+++ Data provided +++

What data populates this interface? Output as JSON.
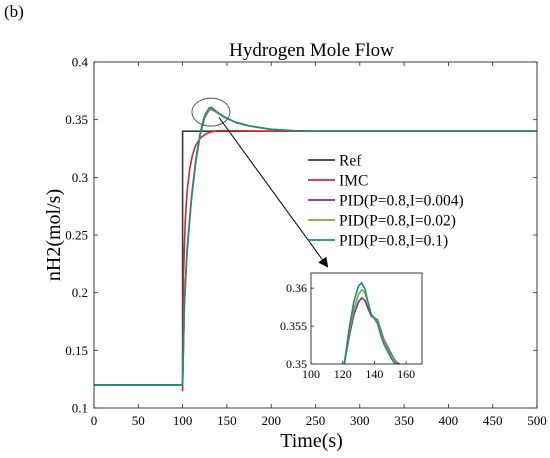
{
  "panel_label": "(b)",
  "chart_data": [
    {
      "id": "main",
      "type": "line",
      "title": "Hydrogen Mole Flow",
      "xlabel": "Time(s)",
      "ylabel": "nH2(mol/s)",
      "xlim": [
        0,
        500
      ],
      "ylim": [
        0.1,
        0.4
      ],
      "xticks": [
        0,
        50,
        100,
        150,
        200,
        250,
        300,
        350,
        400,
        450,
        500
      ],
      "yticks": [
        0.1,
        0.15,
        0.2,
        0.25,
        0.3,
        0.35,
        0.4
      ],
      "ytick_labels": [
        "0.1",
        "0.15",
        "0.2",
        "0.25",
        "0.3",
        "0.35",
        "0.4"
      ],
      "grid": false,
      "legend_position": "center-right",
      "series": [
        {
          "name": "Ref",
          "color": "#3a3a3a",
          "x": [
            0,
            100,
            100,
            500
          ],
          "y": [
            0.12,
            0.12,
            0.34,
            0.34
          ]
        },
        {
          "name": "IMC",
          "color": "#d62728",
          "x": [
            0,
            100,
            100,
            101,
            103,
            105,
            108,
            111,
            115,
            120,
            125,
            130,
            140,
            150,
            170,
            200,
            300,
            500
          ],
          "y": [
            0.12,
            0.12,
            0.115,
            0.215,
            0.262,
            0.287,
            0.307,
            0.319,
            0.328,
            0.334,
            0.337,
            0.339,
            0.3405,
            0.3405,
            0.3402,
            0.34,
            0.34,
            0.34
          ]
        },
        {
          "name": "PID(P=0.8,I=0.004)",
          "color": "#7e2f8e",
          "x": [
            0,
            100,
            100,
            102,
            105,
            110,
            115,
            120,
            125,
            130,
            133,
            136,
            140,
            145,
            150,
            160,
            175,
            200,
            225,
            250,
            300,
            400,
            500
          ],
          "y": [
            0.12,
            0.12,
            0.12,
            0.19,
            0.235,
            0.281,
            0.314,
            0.337,
            0.352,
            0.3585,
            0.359,
            0.3575,
            0.3555,
            0.353,
            0.351,
            0.3475,
            0.3445,
            0.3415,
            0.3405,
            0.34,
            0.34,
            0.34,
            0.34
          ]
        },
        {
          "name": "PID(P=0.8,I=0.02)",
          "color": "#77ac30",
          "x": [
            0,
            100,
            100,
            102,
            105,
            110,
            115,
            120,
            125,
            130,
            133,
            136,
            140,
            145,
            150,
            160,
            175,
            200,
            225,
            250,
            300,
            400,
            500
          ],
          "y": [
            0.12,
            0.12,
            0.12,
            0.19,
            0.236,
            0.282,
            0.315,
            0.338,
            0.353,
            0.3592,
            0.3597,
            0.358,
            0.3558,
            0.3532,
            0.3512,
            0.3476,
            0.3446,
            0.3416,
            0.3405,
            0.34,
            0.34,
            0.34,
            0.34
          ]
        },
        {
          "name": "PID(P=0.8,I=0.1)",
          "color": "#1f8a8a",
          "x": [
            0,
            100,
            100,
            102,
            105,
            110,
            115,
            120,
            125,
            130,
            133,
            136,
            140,
            145,
            150,
            160,
            175,
            200,
            225,
            250,
            300,
            400,
            500
          ],
          "y": [
            0.12,
            0.12,
            0.12,
            0.19,
            0.237,
            0.283,
            0.316,
            0.339,
            0.354,
            0.3603,
            0.3606,
            0.3585,
            0.3562,
            0.3535,
            0.3513,
            0.3478,
            0.3447,
            0.3416,
            0.3405,
            0.34,
            0.34,
            0.34,
            0.34
          ]
        }
      ]
    },
    {
      "id": "inset",
      "type": "line",
      "xlim": [
        100,
        170
      ],
      "ylim": [
        0.35,
        0.362
      ],
      "xticks": [
        100,
        120,
        140,
        160
      ],
      "yticks": [
        0.35,
        0.355,
        0.36
      ],
      "ytick_labels": [
        "0.35",
        "0.355",
        "0.36"
      ],
      "grid": false,
      "series": [
        {
          "color": "#7e2f8e",
          "x": [
            121,
            124,
            127,
            130,
            132,
            134,
            136,
            138,
            140,
            142,
            144,
            146,
            148,
            150,
            152,
            154,
            156
          ],
          "y": [
            0.35,
            0.3535,
            0.3565,
            0.3582,
            0.3587,
            0.3584,
            0.3573,
            0.3563,
            0.3561,
            0.3558,
            0.3545,
            0.3532,
            0.3524,
            0.3516,
            0.3508,
            0.3502,
            0.35
          ]
        },
        {
          "color": "#77ac30",
          "x": [
            121,
            124,
            127,
            130,
            132,
            134,
            136,
            138,
            140,
            142,
            144,
            146,
            148,
            150,
            152,
            154,
            156
          ],
          "y": [
            0.35,
            0.354,
            0.3572,
            0.3592,
            0.3598,
            0.3594,
            0.358,
            0.3565,
            0.3561,
            0.3556,
            0.3542,
            0.353,
            0.3522,
            0.3514,
            0.3507,
            0.35,
            0.3498
          ]
        },
        {
          "color": "#1f8a8a",
          "x": [
            121,
            124,
            127,
            130,
            132,
            134,
            136,
            138,
            140,
            142,
            144,
            146,
            148,
            150,
            152,
            154,
            156
          ],
          "y": [
            0.35,
            0.3546,
            0.3582,
            0.3603,
            0.3607,
            0.3599,
            0.3581,
            0.3565,
            0.356,
            0.3553,
            0.3538,
            0.3526,
            0.3518,
            0.351,
            0.3503,
            0.3497,
            0.3495
          ]
        }
      ]
    }
  ]
}
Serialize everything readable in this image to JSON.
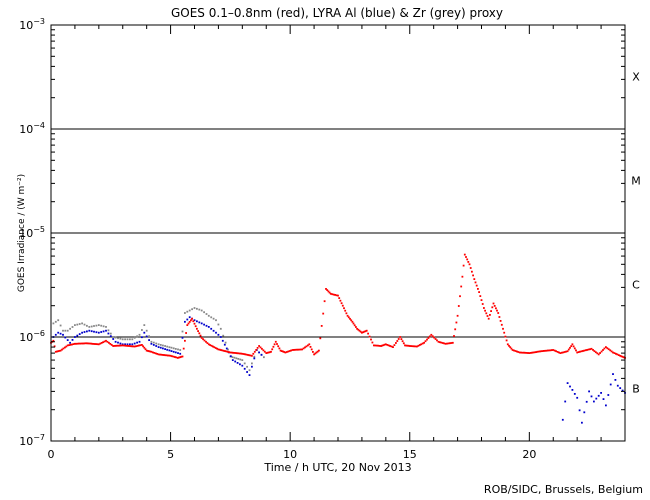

+++

__Problem description__: In the listing, find all lines with the string "name" and copy them.

__Response for this exercise__:
          "name": "Ref",
          "name": "IMC",
          "name": "PID(P=0.8,I=0.004)",
          "name": "PID(P=0.8,I=0.02)",
          "name": "PID(P=0.8,I=0.1)",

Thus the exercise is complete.